Conjunto de tarefas →
[A] No texto sobre o caso entre Prestianni e Vinícius Júnior, a quem o Real Madrid entregou o dossiê com áudios e vídeos?
[B] Transcreva do texto sobre o caso entre Prestianni e Vinícius Júnior o trecho entre "O caso ganhou" e "no Santiago Bernabéu.", inclusive.

Texto base →
O mundo do futebol acompanha com atenção os desdobramentos da investigação da UEFA sobre o incidente entre Gianluca Prestianni e Vinícius Júnior. De acordo com informações da imprensa portuguesa — repercutidas pela Folha de S.Paulo —, o atacante do Benfica teria admitido o uso de um termo depreciativo durante a partida de ida da Liga dos Campeões, em Lisboa. No entanto, o clube encarnado agiu rápido para desmentir a notícia, afirmando que a versão publicada é distorcida e que mantém total confiança na integridade de seu atleta.

O caso ganhou contornos dramáticos após o Real Madrid entregar um dossiê com áudios e vídeos à Comissão Disciplinar da UEFA. Segundo relatos de bastidores, a “confissão” de Prestianni seria estratégica: ele teria admitido o uso do termo “maricón” (insulto homofóbico) para tentar se livrar da acusação de racismo (“mono”), alegando que a palavra foi usada no sentido de “chorão”. A manobra, porém, não impediu que a UEFA aplicasse uma suspensão preventiva, tirando o argentino do jogo de volta no Santiago Bernabéu.

Registros fornecidos →
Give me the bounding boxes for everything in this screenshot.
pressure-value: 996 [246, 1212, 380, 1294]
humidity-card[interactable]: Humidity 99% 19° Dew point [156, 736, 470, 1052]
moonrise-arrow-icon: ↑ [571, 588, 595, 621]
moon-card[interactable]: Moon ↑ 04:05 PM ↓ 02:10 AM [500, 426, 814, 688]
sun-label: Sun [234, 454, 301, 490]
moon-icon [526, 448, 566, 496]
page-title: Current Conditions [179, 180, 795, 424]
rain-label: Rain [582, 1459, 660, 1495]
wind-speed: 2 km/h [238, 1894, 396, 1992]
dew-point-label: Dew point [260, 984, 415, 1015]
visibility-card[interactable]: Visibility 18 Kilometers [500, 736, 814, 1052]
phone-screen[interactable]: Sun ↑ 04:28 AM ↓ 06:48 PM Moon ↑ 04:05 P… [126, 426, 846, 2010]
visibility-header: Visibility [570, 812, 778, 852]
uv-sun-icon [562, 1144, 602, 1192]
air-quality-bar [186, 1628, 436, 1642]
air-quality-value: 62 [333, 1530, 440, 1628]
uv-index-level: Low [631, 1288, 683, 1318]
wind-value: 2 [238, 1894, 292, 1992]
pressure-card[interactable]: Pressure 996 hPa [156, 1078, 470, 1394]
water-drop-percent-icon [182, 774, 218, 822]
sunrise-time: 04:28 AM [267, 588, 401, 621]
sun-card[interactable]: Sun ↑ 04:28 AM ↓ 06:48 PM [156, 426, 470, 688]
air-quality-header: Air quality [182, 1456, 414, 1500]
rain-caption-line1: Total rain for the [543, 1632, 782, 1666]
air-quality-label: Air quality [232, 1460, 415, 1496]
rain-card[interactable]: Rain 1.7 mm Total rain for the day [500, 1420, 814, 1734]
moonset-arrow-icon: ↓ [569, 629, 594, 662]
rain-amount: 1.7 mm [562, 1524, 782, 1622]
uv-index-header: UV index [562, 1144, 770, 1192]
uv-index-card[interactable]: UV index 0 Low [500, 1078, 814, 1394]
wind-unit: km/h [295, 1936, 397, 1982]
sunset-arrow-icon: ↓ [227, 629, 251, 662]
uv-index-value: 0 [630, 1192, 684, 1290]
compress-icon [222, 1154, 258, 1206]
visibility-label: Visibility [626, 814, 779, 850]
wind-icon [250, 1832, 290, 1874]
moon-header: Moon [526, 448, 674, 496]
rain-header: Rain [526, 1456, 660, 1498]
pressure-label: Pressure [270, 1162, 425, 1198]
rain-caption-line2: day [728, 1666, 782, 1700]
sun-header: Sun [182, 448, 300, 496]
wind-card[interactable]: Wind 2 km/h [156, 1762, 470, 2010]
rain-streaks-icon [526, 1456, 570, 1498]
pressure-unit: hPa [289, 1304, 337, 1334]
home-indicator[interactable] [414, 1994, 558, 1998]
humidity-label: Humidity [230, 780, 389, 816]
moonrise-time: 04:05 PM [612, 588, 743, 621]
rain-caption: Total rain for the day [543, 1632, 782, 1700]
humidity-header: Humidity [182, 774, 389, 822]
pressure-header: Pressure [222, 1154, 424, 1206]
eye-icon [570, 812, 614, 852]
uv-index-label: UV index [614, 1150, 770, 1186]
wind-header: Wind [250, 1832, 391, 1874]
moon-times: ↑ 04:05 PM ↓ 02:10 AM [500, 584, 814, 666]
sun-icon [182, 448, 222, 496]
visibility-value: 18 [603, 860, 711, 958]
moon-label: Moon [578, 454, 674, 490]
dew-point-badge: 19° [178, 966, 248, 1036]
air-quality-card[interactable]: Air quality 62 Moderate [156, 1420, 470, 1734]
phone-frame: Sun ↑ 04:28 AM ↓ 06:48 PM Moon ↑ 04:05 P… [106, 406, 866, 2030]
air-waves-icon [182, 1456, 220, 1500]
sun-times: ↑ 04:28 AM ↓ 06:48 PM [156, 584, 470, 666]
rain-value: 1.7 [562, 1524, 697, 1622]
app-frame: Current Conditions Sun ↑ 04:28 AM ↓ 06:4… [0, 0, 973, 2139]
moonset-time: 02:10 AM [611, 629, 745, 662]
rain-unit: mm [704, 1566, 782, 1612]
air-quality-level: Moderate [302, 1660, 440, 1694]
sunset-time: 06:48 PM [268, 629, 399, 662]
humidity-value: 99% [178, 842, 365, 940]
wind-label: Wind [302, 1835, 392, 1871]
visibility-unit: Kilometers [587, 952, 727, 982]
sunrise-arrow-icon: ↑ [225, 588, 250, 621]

Respostas do exercício →
[A] À Comissão Disciplinar da UEFA.

[B]
O caso ganhou contornos dramáticos após o Real Madrid entregar um dossiê com áudios e vídeos à Comissão Disciplinar da UEFA. Segundo relatos de bastidores, a “confissão” de Prestianni seria estratégica: ele teria admitido o uso do termo “maricón” (insulto homofóbico) para tentar se livrar da acusação de racismo (“mono”), alegando que a palavra foi usada no sentido de “chorão”. A manobra, porém, não impediu que a UEFA aplicasse uma suspensão preventiva, tirando o argentino do jogo de volta no Santiago Bernabéu.